-- START OF Data for this task --

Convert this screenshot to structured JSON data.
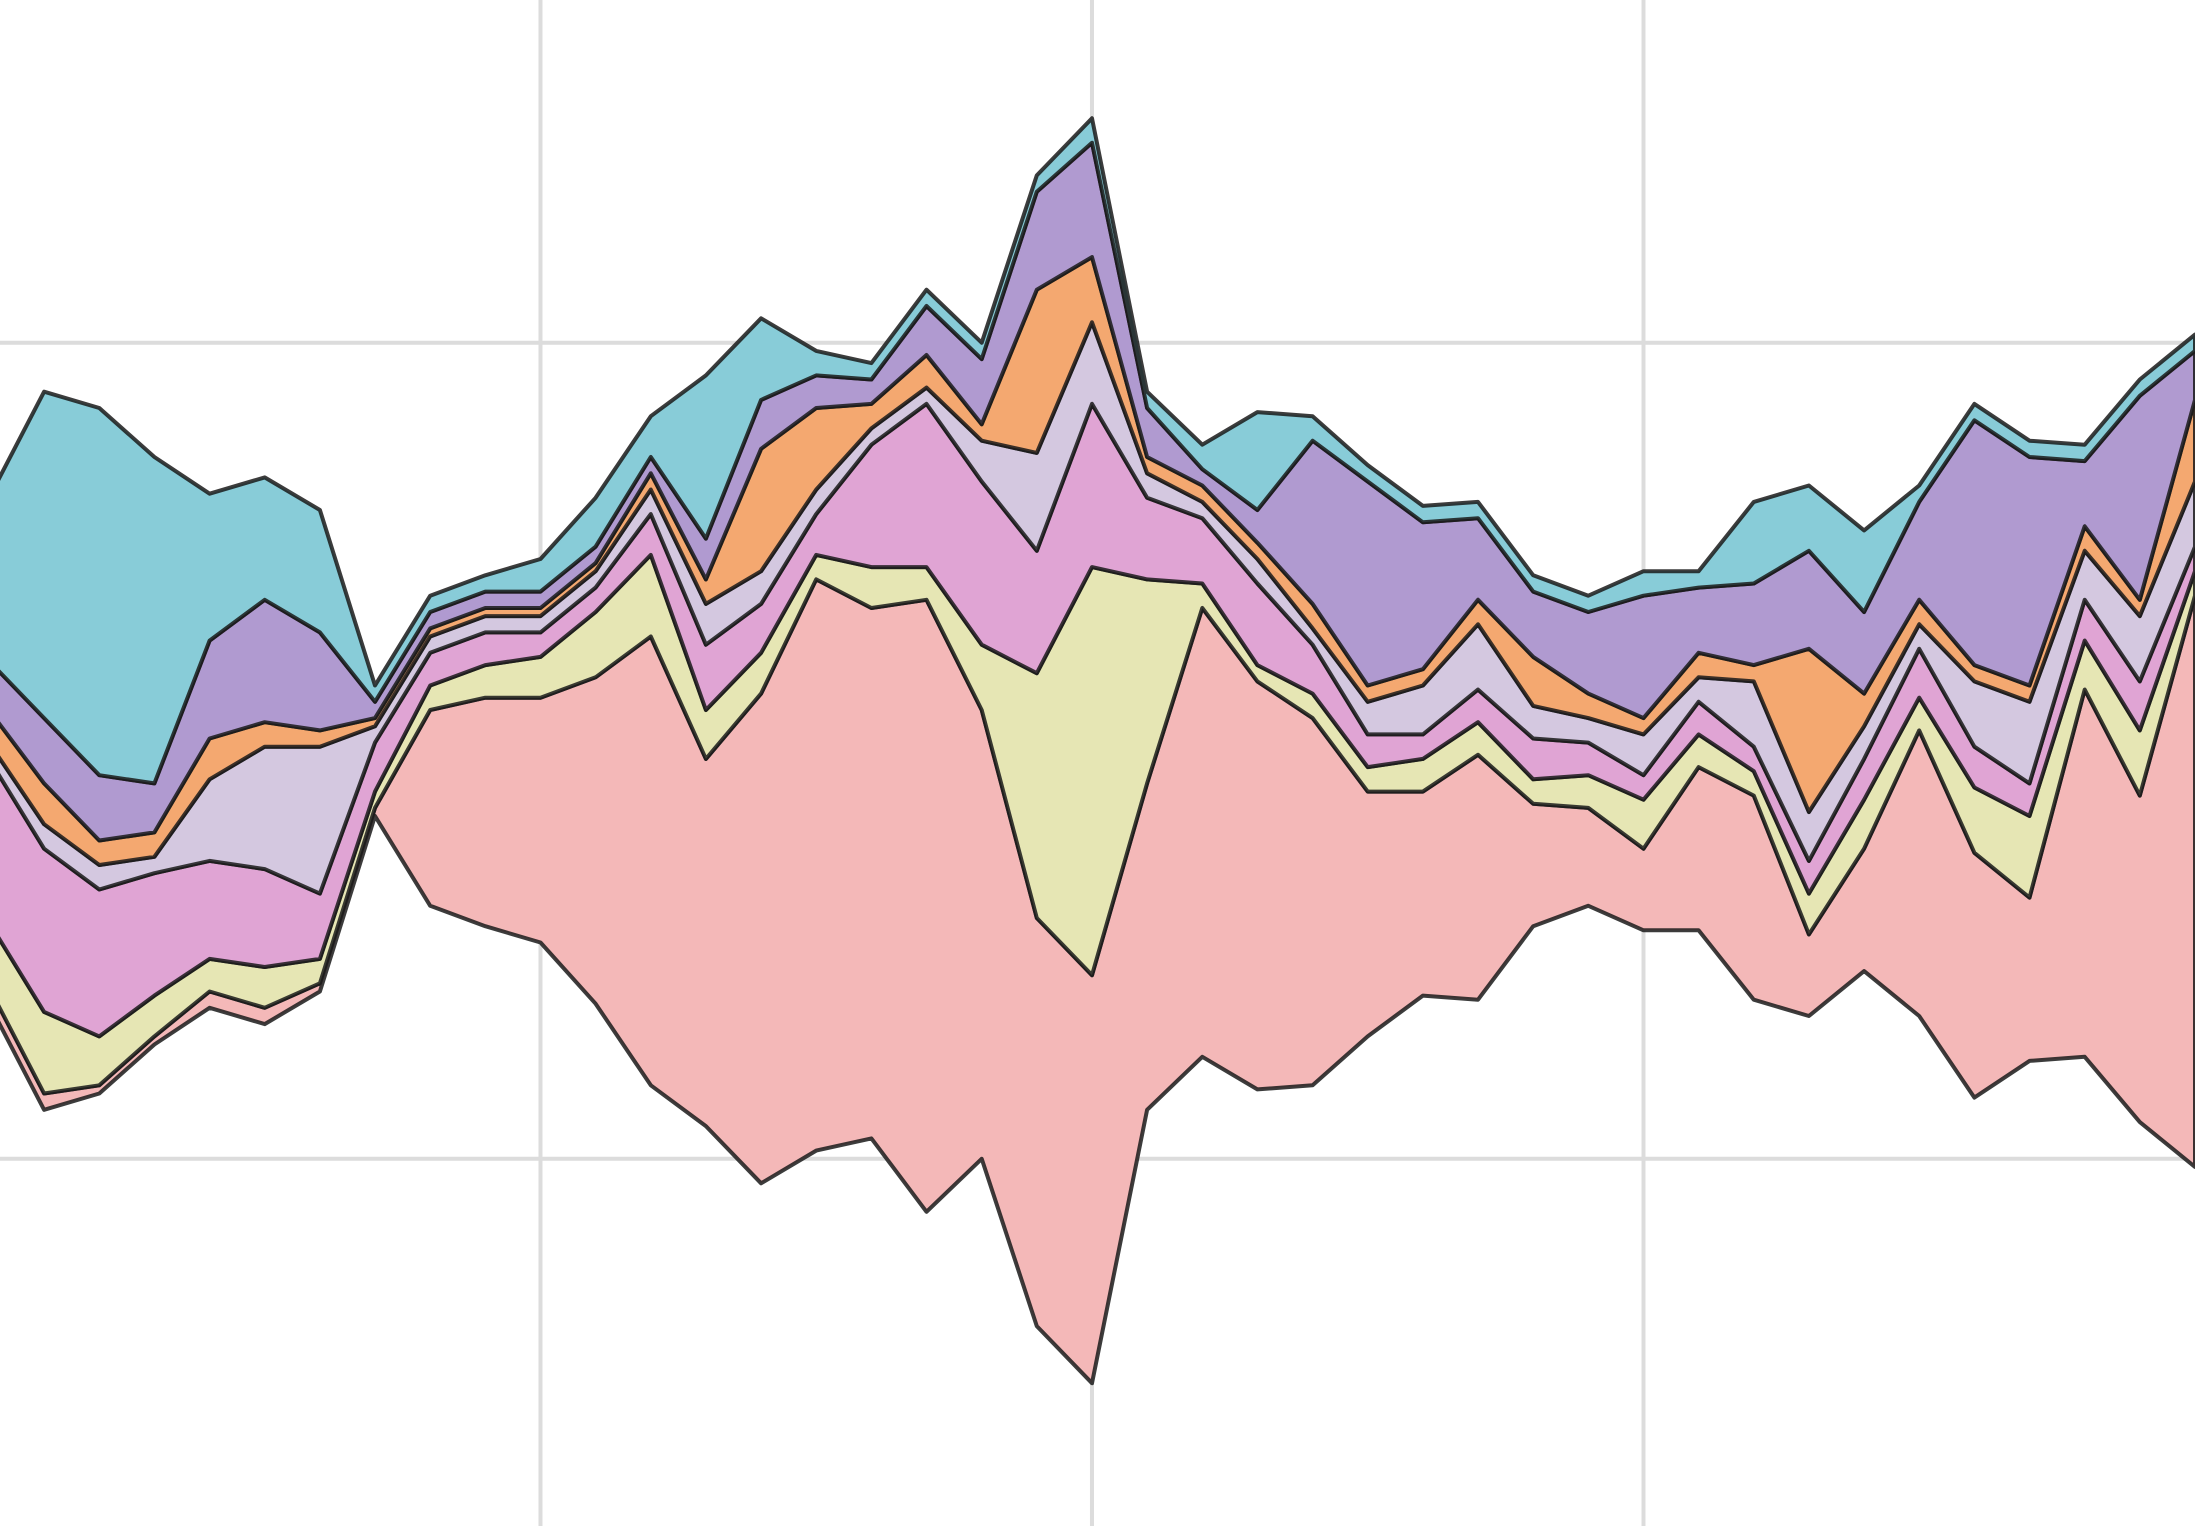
{
  "chart_data": {
    "type": "streamgraph",
    "x": [
      0,
      10,
      20,
      30,
      40,
      50,
      60,
      70,
      80,
      90,
      100,
      110,
      120,
      130,
      140,
      150,
      160,
      170,
      180,
      190,
      200,
      210,
      220,
      230,
      240,
      250,
      260,
      270,
      280,
      290,
      300,
      310,
      320,
      330,
      340,
      350,
      360,
      370,
      380,
      390,
      400
    ],
    "xlim": [
      2,
      400
    ],
    "xticks": [
      100,
      200,
      300
    ],
    "ylim": [
      -95,
      92
    ],
    "yticks": [
      -50,
      50
    ],
    "grid": true,
    "series": [
      {
        "color": "#f4b8b8",
        "values": [
          2,
          2,
          1,
          1,
          2,
          2,
          1,
          1,
          24,
          28,
          30,
          40,
          55,
          45,
          60,
          70,
          65,
          75,
          55,
          50,
          50,
          40,
          55,
          50,
          45,
          30,
          25,
          30,
          15,
          12,
          10,
          20,
          25,
          10,
          15,
          35,
          30,
          20,
          45,
          40,
          70
        ]
      },
      {
        "color": "#e6e6b4",
        "values": [
          8,
          10,
          6,
          5,
          4,
          5,
          3,
          2,
          3,
          4,
          5,
          8,
          10,
          6,
          5,
          3,
          5,
          4,
          8,
          30,
          50,
          25,
          3,
          2,
          3,
          3,
          4,
          4,
          3,
          4,
          6,
          4,
          3,
          5,
          6,
          4,
          8,
          10,
          6,
          8,
          3
        ]
      },
      {
        "color": "#e0a4d4",
        "values": [
          20,
          20,
          18,
          15,
          12,
          12,
          8,
          6,
          4,
          4,
          3,
          3,
          5,
          8,
          6,
          5,
          15,
          20,
          20,
          15,
          20,
          10,
          8,
          10,
          6,
          4,
          3,
          4,
          5,
          4,
          3,
          4,
          3,
          4,
          5,
          6,
          5,
          4,
          5,
          6,
          3
        ]
      },
      {
        "color": "#d4c8e0",
        "values": [
          2,
          3,
          3,
          2,
          10,
          15,
          18,
          2,
          2,
          2,
          2,
          2,
          3,
          5,
          4,
          3,
          2,
          2,
          5,
          12,
          10,
          3,
          2,
          3,
          2,
          4,
          6,
          8,
          4,
          3,
          5,
          3,
          8,
          6,
          4,
          3,
          8,
          10,
          6,
          8,
          8
        ]
      },
      {
        "color": "#f4a870",
        "values": [
          4,
          5,
          3,
          3,
          5,
          3,
          2,
          1,
          1,
          1,
          1,
          1,
          2,
          3,
          15,
          10,
          3,
          4,
          2,
          20,
          8,
          2,
          2,
          2,
          3,
          2,
          2,
          3,
          6,
          3,
          2,
          3,
          2,
          20,
          4,
          3,
          2,
          2,
          3,
          2,
          10
        ]
      },
      {
        "color": "#b09ad0",
        "values": [
          6,
          8,
          8,
          6,
          12,
          15,
          12,
          2,
          2,
          2,
          2,
          2,
          2,
          5,
          6,
          4,
          3,
          6,
          8,
          12,
          14,
          6,
          2,
          4,
          20,
          25,
          18,
          10,
          8,
          10,
          15,
          8,
          10,
          12,
          10,
          12,
          30,
          28,
          8,
          25,
          6
        ]
      },
      {
        "color": "#88ccd8",
        "values": [
          20,
          40,
          45,
          40,
          18,
          15,
          15,
          2,
          2,
          2,
          4,
          6,
          5,
          20,
          10,
          3,
          2,
          2,
          2,
          2,
          3,
          2,
          3,
          12,
          3,
          2,
          2,
          2,
          2,
          2,
          3,
          2,
          10,
          8,
          10,
          2,
          2,
          2,
          2,
          2,
          2
        ]
      }
    ]
  }
}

-- END OF Data for this task --

> _What to do_: Every line of the records that includes the word "color" should be gathered.

> _Complete output_:
        "color": "#f4b8b8",
        "color": "#e6e6b4",
        "color": "#e0a4d4",
        "color": "#d4c8e0",
        "color": "#f4a870",
        "color": "#b09ad0",
        "color": "#88ccd8",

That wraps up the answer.